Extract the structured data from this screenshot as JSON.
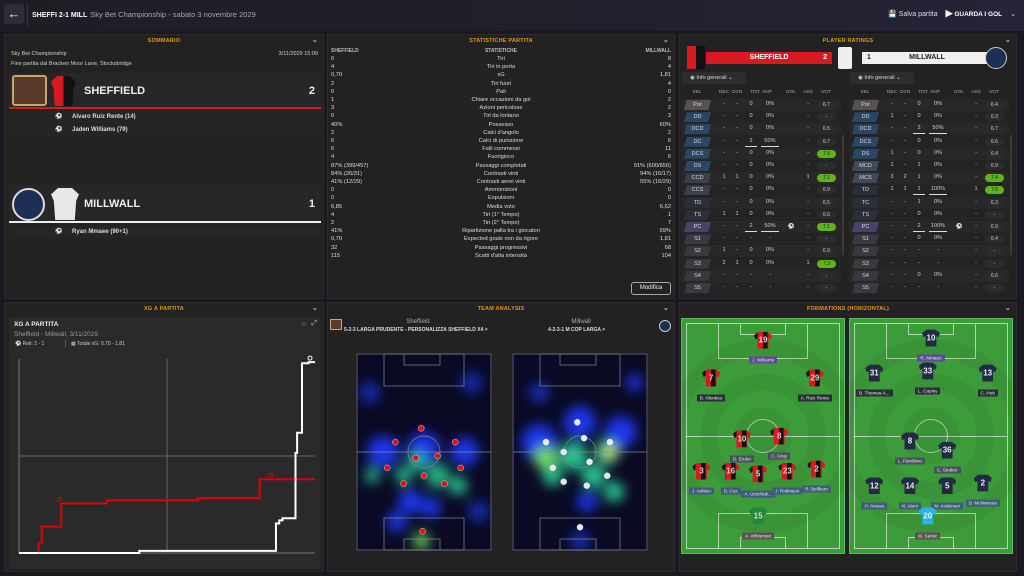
{
  "header": {
    "match": "SHEFFI 2-1 MILL",
    "subtitle": "Sky Bet Championship - sabato 3 novembre 2029",
    "save": "Salva partita",
    "watch": "GUARDA I GOL"
  },
  "summary": {
    "title": "SOMMARIO",
    "competition": "Sky Bet Championship",
    "datetime": "3/11/2029 15:00",
    "venue": "Fine partita dal Bracken Moor Lane, Stocksbridge",
    "home": {
      "name": "SHEFFIELD",
      "score": "2",
      "scorers": [
        "Alvaro Ruiz Rente (14)",
        "Jaden Williams (79)"
      ]
    },
    "away": {
      "name": "MILLWALL",
      "score": "1",
      "scorers": [
        "Ryan Mmaee (90+1)"
      ]
    }
  },
  "stats": {
    "title": "STATISTICHE PARTITA",
    "home_label": "SHEFFIELD",
    "center_label": "STATISTICHE",
    "away_label": "MILLWALL",
    "edit": "Modifica",
    "rows": [
      [
        "6",
        "Tiri",
        "8"
      ],
      [
        "4",
        "Tiri in porta",
        "4"
      ],
      [
        "0,70",
        "xG",
        "1,81"
      ],
      [
        "2",
        "Tiri fuori",
        "4"
      ],
      [
        "0",
        "Pali",
        "0"
      ],
      [
        "1",
        "Chiare occasioni da gol",
        "2"
      ],
      [
        "3",
        "Azioni pericolose",
        "2"
      ],
      [
        "0",
        "Tiri da lontano",
        "3"
      ],
      [
        "40%",
        "Possesso",
        "60%"
      ],
      [
        "2",
        "Calci d'angolo",
        "2"
      ],
      [
        "6",
        "Calci di punizione",
        "6"
      ],
      [
        "6",
        "Falli commessi",
        "11"
      ],
      [
        "4",
        "Fuorigioco",
        "6"
      ],
      [
        "87% (399/457)",
        "Passaggi completati",
        "91% (600/656)"
      ],
      [
        "84% (26/31)",
        "Contrasti vinti",
        "94% (16/17)"
      ],
      [
        "41% (12/29)",
        "Contrasti aerei vinti",
        "55% (16/29)"
      ],
      [
        "0",
        "Ammonizioni",
        "0"
      ],
      [
        "0",
        "Espulsioni",
        "0"
      ],
      [
        "6,85",
        "Media voto",
        "6,62"
      ],
      [
        "4",
        "Tiri (1° Tempo)",
        "1"
      ],
      [
        "2",
        "Tiri (2° Tempo)",
        "7"
      ],
      [
        "41%",
        "Ripartizione palla tra i giocatori",
        "59%"
      ],
      [
        "0,70",
        "Expected goals non da rigore",
        "1,81"
      ],
      [
        "32",
        "Passaggi progressivi",
        "68"
      ],
      [
        "115",
        "Scatti d'alta intensità",
        "104"
      ]
    ]
  },
  "ratings": {
    "title": "PLAYER RATINGS",
    "filter": "Info generali",
    "columns": [
      "SEL",
      "DEC",
      "OCN",
      "TNT",
      "VNP",
      "GOL",
      "ASS",
      "VOT"
    ],
    "home": {
      "name": "SHEFFIELD",
      "score": "2",
      "rows": [
        [
          "Por",
          "-",
          "-",
          "0",
          "0%",
          "",
          "-",
          "6.7"
        ],
        [
          "DD",
          "-",
          "-",
          "0",
          "0%",
          "",
          "-",
          "-"
        ],
        [
          "DCD",
          "-",
          "-",
          "0",
          "0%",
          "",
          "-",
          "6.5"
        ],
        [
          "DC",
          "-",
          "-",
          "2",
          "50%",
          "",
          "-",
          "6.7"
        ],
        [
          "DCS",
          "-",
          "-",
          "0",
          "0%",
          "",
          "-",
          "7.0"
        ],
        [
          "DS",
          "-",
          "-",
          "0",
          "0%",
          "",
          "-",
          "-"
        ],
        [
          "CCD",
          "1",
          "1",
          "0",
          "0%",
          "",
          "1",
          "7.1"
        ],
        [
          "CCS",
          "-",
          "-",
          "0",
          "0%",
          "",
          "-",
          "6.9"
        ],
        [
          "TD",
          "-",
          "-",
          "0",
          "0%",
          "",
          "-",
          "6.5"
        ],
        [
          "TS",
          "1",
          "1",
          "0",
          "0%",
          "",
          "-",
          "6.6"
        ],
        [
          "PC",
          "-",
          "-",
          "2",
          "50%",
          "ball",
          "-",
          "7.1"
        ],
        [
          "S1",
          "-",
          "-",
          "-",
          "-",
          "",
          "-",
          "-"
        ],
        [
          "S2",
          "1",
          "-",
          "0",
          "0%",
          "",
          "-",
          "6.9"
        ],
        [
          "S3",
          "2",
          "1",
          "0",
          "0%",
          "",
          "1",
          "7.3"
        ],
        [
          "S4",
          "-",
          "-",
          "-",
          "-",
          "",
          "-",
          "-"
        ],
        [
          "S5",
          "-",
          "-",
          "-",
          "-",
          "",
          "-",
          "-"
        ]
      ]
    },
    "away": {
      "name": "MILLWALL",
      "score": "1",
      "rows": [
        [
          "Por",
          "-",
          "-",
          "0",
          "0%",
          "",
          "-",
          "6.4"
        ],
        [
          "DD",
          "1",
          "-",
          "0",
          "0%",
          "",
          "-",
          "6.3"
        ],
        [
          "DCD",
          "-",
          "-",
          "2",
          "50%",
          "",
          "-",
          "6.7"
        ],
        [
          "DCS",
          "-",
          "-",
          "0",
          "0%",
          "",
          "-",
          "6.6"
        ],
        [
          "DS",
          "1",
          "-",
          "0",
          "0%",
          "",
          "-",
          "6.4"
        ],
        [
          "MCD",
          "1",
          "-",
          "1",
          "0%",
          "",
          "-",
          "6.9"
        ],
        [
          "MCS",
          "3",
          "2",
          "1",
          "0%",
          "",
          "-",
          "7.4"
        ],
        [
          "TD",
          "1",
          "1",
          "1",
          "100%",
          "",
          "1",
          "7.6"
        ],
        [
          "TC",
          "-",
          "-",
          "1",
          "0%",
          "",
          "-",
          "6.3"
        ],
        [
          "TS",
          "-",
          "-",
          "0",
          "0%",
          "",
          "-",
          "-"
        ],
        [
          "PC",
          "-",
          "-",
          "2",
          "100%",
          "ball",
          "-",
          "6.9"
        ],
        [
          "S1",
          "-",
          "-",
          "0",
          "0%",
          "",
          "-",
          "6.4"
        ],
        [
          "S2",
          "-",
          "-",
          "-",
          "-",
          "",
          "-",
          "-"
        ],
        [
          "S3",
          "-",
          "-",
          "-",
          "-",
          "",
          "-",
          "-"
        ],
        [
          "S4",
          "-",
          "-",
          "0",
          "0%",
          "",
          "-",
          "6.6"
        ],
        [
          "S5",
          "-",
          "-",
          "-",
          "-",
          "",
          "-",
          "-"
        ]
      ]
    }
  },
  "xg": {
    "title": "XG A PARTITA",
    "card_title": "XG A PARTITA",
    "match": "Sheffield - Millwall, 3/11/2029",
    "goals": "Reti: 2 - 1",
    "total": "Totale xG: 0.70 - 1.81"
  },
  "chart_data": {
    "type": "line",
    "xlim": [
      0,
      91
    ],
    "ylim": [
      0,
      1.84
    ],
    "grid": true,
    "colors": {
      "home": "#e00000",
      "away": "#ffffff"
    },
    "series": [
      {
        "team": "home",
        "x": [
          0,
          6,
          6,
          7,
          13,
          27,
          55,
          74,
          91
        ],
        "y": [
          0,
          0,
          0.09,
          0.25,
          0.47,
          0.5,
          0.52,
          0.7,
          0.7
        ],
        "goals": [
          14,
          79
        ]
      },
      {
        "team": "away",
        "x": [
          0,
          37,
          79,
          80,
          81,
          85,
          85.5,
          87,
          89,
          91
        ],
        "y": [
          0,
          0.02,
          0.28,
          0.31,
          0.33,
          0.95,
          1.14,
          1.8,
          1.81,
          1.81
        ],
        "goals": [
          91
        ]
      }
    ]
  },
  "analysis": {
    "title": "TEAM ANALYSIS",
    "home": "Sheffield",
    "home_tactic": "5-2-3 LARGA PRUDENTE - PERSONALIZZA SHEFFIELD X4 >",
    "away": "Millwall",
    "away_tactic": "4-2-3-1 M COP LARGA >"
  },
  "formations": {
    "title": "FORMATIONS (HORIZONTAL)",
    "home": [
      [
        "19",
        "J. Williams"
      ],
      [
        "7",
        "B. Nlonkeu"
      ],
      [
        "29",
        "A. Ruiz Rente"
      ],
      [
        "10",
        "D. Ender"
      ],
      [
        "8",
        "C. Gray"
      ],
      [
        "3",
        "J. Ashton"
      ],
      [
        "16",
        "D. Cox"
      ],
      [
        "5",
        "A. Uzochuk..."
      ],
      [
        "23",
        "J. Robinson"
      ],
      [
        "2",
        "R. Bellhum"
      ],
      [
        "15",
        "A. Whiteman"
      ]
    ],
    "away": [
      [
        "10",
        "R. Mmaee"
      ],
      [
        "31",
        "B. Thomas-A..."
      ],
      [
        "33",
        "L. Copley"
      ],
      [
        "13",
        "C. Hett"
      ],
      [
        "8",
        "L. Fiorditino"
      ],
      [
        "36",
        "C. Straker"
      ],
      [
        "12",
        "H. Amass"
      ],
      [
        "14",
        "N. Atom"
      ],
      [
        "5",
        "M. Andersen"
      ],
      [
        "2",
        "D. McNamara"
      ],
      [
        "20",
        "M. Sarkic"
      ]
    ]
  },
  "colors": {
    "accent": "#e0961d",
    "home": "#d71920",
    "good_rating": "#5fb31e"
  }
}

+++++

Brief: Scan the material above. Copy each line where "Passaggi" occurs.

Finished task:
        "Passaggi completati",
        "Passaggi progressivi",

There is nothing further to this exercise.